Saved entries:
-------------------------

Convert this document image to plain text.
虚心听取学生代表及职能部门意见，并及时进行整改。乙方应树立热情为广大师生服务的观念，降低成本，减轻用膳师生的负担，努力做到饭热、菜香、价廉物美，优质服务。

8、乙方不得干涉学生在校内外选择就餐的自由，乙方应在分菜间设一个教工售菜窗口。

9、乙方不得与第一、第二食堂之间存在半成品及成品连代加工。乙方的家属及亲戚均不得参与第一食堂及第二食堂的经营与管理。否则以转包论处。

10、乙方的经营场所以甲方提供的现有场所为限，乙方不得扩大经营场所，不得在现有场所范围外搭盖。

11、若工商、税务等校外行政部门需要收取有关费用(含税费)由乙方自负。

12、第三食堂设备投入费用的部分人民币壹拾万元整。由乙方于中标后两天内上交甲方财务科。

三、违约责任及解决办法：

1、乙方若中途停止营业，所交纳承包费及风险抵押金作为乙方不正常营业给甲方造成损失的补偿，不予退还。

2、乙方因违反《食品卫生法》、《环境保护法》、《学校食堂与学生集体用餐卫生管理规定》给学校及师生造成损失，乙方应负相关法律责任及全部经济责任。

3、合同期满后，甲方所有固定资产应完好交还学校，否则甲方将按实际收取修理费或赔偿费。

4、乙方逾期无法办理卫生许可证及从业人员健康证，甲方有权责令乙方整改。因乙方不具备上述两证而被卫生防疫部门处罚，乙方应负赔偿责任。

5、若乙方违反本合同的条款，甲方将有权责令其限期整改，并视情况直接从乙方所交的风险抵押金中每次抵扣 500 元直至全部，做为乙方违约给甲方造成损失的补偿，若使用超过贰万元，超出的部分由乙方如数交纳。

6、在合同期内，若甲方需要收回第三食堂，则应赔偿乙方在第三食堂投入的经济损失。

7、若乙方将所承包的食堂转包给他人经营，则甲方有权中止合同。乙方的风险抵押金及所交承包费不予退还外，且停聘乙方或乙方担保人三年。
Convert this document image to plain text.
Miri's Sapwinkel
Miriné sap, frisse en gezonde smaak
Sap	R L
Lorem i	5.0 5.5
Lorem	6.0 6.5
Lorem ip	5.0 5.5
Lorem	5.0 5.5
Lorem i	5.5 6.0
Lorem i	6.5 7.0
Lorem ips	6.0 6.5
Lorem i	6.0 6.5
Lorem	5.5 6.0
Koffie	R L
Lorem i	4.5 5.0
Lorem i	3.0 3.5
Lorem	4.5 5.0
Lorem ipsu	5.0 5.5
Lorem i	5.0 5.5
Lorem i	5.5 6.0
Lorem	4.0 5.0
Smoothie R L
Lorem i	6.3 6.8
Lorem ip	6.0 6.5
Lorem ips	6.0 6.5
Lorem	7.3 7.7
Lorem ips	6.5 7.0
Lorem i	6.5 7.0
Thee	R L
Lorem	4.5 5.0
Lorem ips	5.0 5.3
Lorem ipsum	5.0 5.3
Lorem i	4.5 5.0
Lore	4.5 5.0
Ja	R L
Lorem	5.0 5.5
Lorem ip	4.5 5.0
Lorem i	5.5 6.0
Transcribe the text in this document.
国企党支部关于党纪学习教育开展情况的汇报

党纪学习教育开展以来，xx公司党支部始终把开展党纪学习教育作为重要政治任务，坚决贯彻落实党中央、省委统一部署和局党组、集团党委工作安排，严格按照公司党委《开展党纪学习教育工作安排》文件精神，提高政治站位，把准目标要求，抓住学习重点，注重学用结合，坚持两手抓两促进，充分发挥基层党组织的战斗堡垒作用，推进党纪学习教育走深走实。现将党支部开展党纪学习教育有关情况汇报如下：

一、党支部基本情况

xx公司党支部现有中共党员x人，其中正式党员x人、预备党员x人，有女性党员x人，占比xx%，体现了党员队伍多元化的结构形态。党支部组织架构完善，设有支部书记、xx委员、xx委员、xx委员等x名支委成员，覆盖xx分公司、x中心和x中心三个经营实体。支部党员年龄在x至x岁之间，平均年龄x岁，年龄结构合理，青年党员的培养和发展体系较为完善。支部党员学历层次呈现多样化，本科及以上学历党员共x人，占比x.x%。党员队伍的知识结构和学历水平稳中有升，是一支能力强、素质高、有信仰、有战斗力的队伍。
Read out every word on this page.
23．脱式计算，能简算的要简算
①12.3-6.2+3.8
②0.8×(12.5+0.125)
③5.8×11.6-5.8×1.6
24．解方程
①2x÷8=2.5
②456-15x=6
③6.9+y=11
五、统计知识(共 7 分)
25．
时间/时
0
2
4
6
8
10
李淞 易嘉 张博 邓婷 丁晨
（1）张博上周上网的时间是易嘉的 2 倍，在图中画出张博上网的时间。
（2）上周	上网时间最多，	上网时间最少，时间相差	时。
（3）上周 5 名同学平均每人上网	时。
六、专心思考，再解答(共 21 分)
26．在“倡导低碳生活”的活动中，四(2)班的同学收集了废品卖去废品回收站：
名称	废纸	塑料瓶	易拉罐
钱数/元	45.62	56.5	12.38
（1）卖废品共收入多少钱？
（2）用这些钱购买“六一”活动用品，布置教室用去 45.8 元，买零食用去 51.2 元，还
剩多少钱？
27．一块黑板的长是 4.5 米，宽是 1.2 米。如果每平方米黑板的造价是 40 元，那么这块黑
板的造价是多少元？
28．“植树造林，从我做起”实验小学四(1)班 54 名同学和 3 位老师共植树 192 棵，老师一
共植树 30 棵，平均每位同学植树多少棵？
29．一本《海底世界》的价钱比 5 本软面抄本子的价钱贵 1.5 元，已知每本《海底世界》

-------------------------

* **What this task involves**
Restate the data above word for word.

* **Written answer**
Convert this document image to plain text.
虚心听取学生代表及职能部门意见，并及时进行整改。乙方应树立热情为广大师生服务的观念，降低成本，减轻用膳师生的负担，努力做到饭热、菜香、价廉物美，优质服务。

8、乙方不得干涉学生在校内外选择就餐的自由，乙方应在分菜间设一个教工售菜窗口。

9、乙方不得与第一、第二食堂之间存在半成品及成品连代加工。乙方的家属及亲戚均不得参与第一食堂及第二食堂的经营与管理。否则以转包论处。

10、乙方的经营场所以甲方提供的现有场所为限，乙方不得扩大经营场所，不得在现有场所范围外搭盖。

11、若工商、税务等校外行政部门需要收取有关费用(含税费)由乙方自负。

12、第三食堂设备投入费用的部分人民币壹拾万元整。由乙方于中标后两天内上交甲方财务科。

三、违约责任及解决办法：

1、乙方若中途停止营业，所交纳承包费及风险抵押金作为乙方不正常营业给甲方造成损失的补偿，不予退还。

2、乙方因违反《食品卫生法》、《环境保护法》、《学校食堂与学生集体用餐卫生管理规定》给学校及师生造成损失，乙方应负相关法律责任及全部经济责任。

3、合同期满后，甲方所有固定资产应完好交还学校，否则甲方将按实际收取修理费或赔偿费。

4、乙方逾期无法办理卫生许可证及从业人员健康证，甲方有权责令乙方整改。因乙方不具备上述两证而被卫生防疫部门处罚，乙方应负赔偿责任。

5、若乙方违反本合同的条款，甲方将有权责令其限期整改，并视情况直接从乙方所交的风险抵押金中每次抵扣 500 元直至全部，做为乙方违约给甲方造成损失的补偿，若使用超过贰万元，超出的部分由乙方如数交纳。

6、在合同期内，若甲方需要收回第三食堂，则应赔偿乙方在第三食堂投入的经济损失。

7、若乙方将所承包的食堂转包给他人经营，则甲方有权中止合同。乙方的风险抵押金及所交承包费不予退还外，且停聘乙方或乙方担保人三年。
Convert this document image to plain text.
Miri's Sapwinkel
Miriné sap, frisse en gezonde smaak
Sap	R L
Lorem i	5.0 5.5
Lorem	6.0 6.5
Lorem ip	5.0 5.5
Lorem	5.0 5.5
Lorem i	5.5 6.0
Lorem i	6.5 7.0
Lorem ips	6.0 6.5
Lorem i	6.0 6.5
Lorem	5.5 6.0
Koffie	R L
Lorem i	4.5 5.0
Lorem i	3.0 3.5
Lorem	4.5 5.0
Lorem ipsu	5.0 5.5
Lorem i	5.0 5.5
Lorem i	5.5 6.0
Lorem	4.0 5.0
Smoothie R L
Lorem i	6.3 6.8
Lorem ip	6.0 6.5
Lorem ips	6.0 6.5
Lorem	7.3 7.7
Lorem ips	6.5 7.0
Lorem i	6.5 7.0
Thee	R L
Lorem	4.5 5.0
Lorem ips	5.0 5.3
Lorem ipsum	5.0 5.3
Lorem i	4.5 5.0
Lore	4.5 5.0
Ja	R L
Lorem	5.0 5.5
Lorem ip	4.5 5.0
Lorem i	5.5 6.0
Transcribe the text in this document.
国企党支部关于党纪学习教育开展情况的汇报

党纪学习教育开展以来，xx公司党支部始终把开展党纪学习教育作为重要政治任务，坚决贯彻落实党中央、省委统一部署和局党组、集团党委工作安排，严格按照公司党委《开展党纪学习教育工作安排》文件精神，提高政治站位，把准目标要求，抓住学习重点，注重学用结合，坚持两手抓两促进，充分发挥基层党组织的战斗堡垒作用，推进党纪学习教育走深走实。现将党支部开展党纪学习教育有关情况汇报如下：

一、党支部基本情况

xx公司党支部现有中共党员x人，其中正式党员x人、预备党员x人，有女性党员x人，占比xx%，体现了党员队伍多元化的结构形态。党支部组织架构完善，设有支部书记、xx委员、xx委员、xx委员等x名支委成员，覆盖xx分公司、x中心和x中心三个经营实体。支部党员年龄在x至x岁之间，平均年龄x岁，年龄结构合理，青年党员的培养和发展体系较为完善。支部党员学历层次呈现多样化，本科及以上学历党员共x人，占比x.x%。党员队伍的知识结构和学历水平稳中有升，是一支能力强、素质高、有信仰、有战斗力的队伍。
Read out every word on this page.
23．脱式计算，能简算的要简算
①12.3-6.2+3.8
②0.8×(12.5+0.125)
③5.8×11.6-5.8×1.6
24．解方程
①2x÷8=2.5
②456-15x=6
③6.9+y=11
五、统计知识(共 7 分)
25．
时间/时
0
2
4
6
8
10
李淞 易嘉 张博 邓婷 丁晨
（1）张博上周上网的时间是易嘉的 2 倍，在图中画出张博上网的时间。
（2）上周	上网时间最多，	上网时间最少，时间相差	时。
（3）上周 5 名同学平均每人上网	时。
六、专心思考，再解答(共 21 分)
26．在“倡导低碳生活”的活动中，四(2)班的同学收集了废品卖去废品回收站：
名称	废纸	塑料瓶	易拉罐
钱数/元	45.62	56.5	12.38
（1）卖废品共收入多少钱？
（2）用这些钱购买“六一”活动用品，布置教室用去 45.8 元，买零食用去 51.2 元，还
剩多少钱？
27．一块黑板的长是 4.5 米，宽是 1.2 米。如果每平方米黑板的造价是 40 元，那么这块黑
板的造价是多少元？
28．“植树造林，从我做起”实验小学四(1)班 54 名同学和 3 位老师共植树 192 棵，老师一
共植树 30 棵，平均每位同学植树多少棵？
29．一本《海底世界》的价钱比 5 本软面抄本子的价钱贵 1.5 元，已知每本《海底世界》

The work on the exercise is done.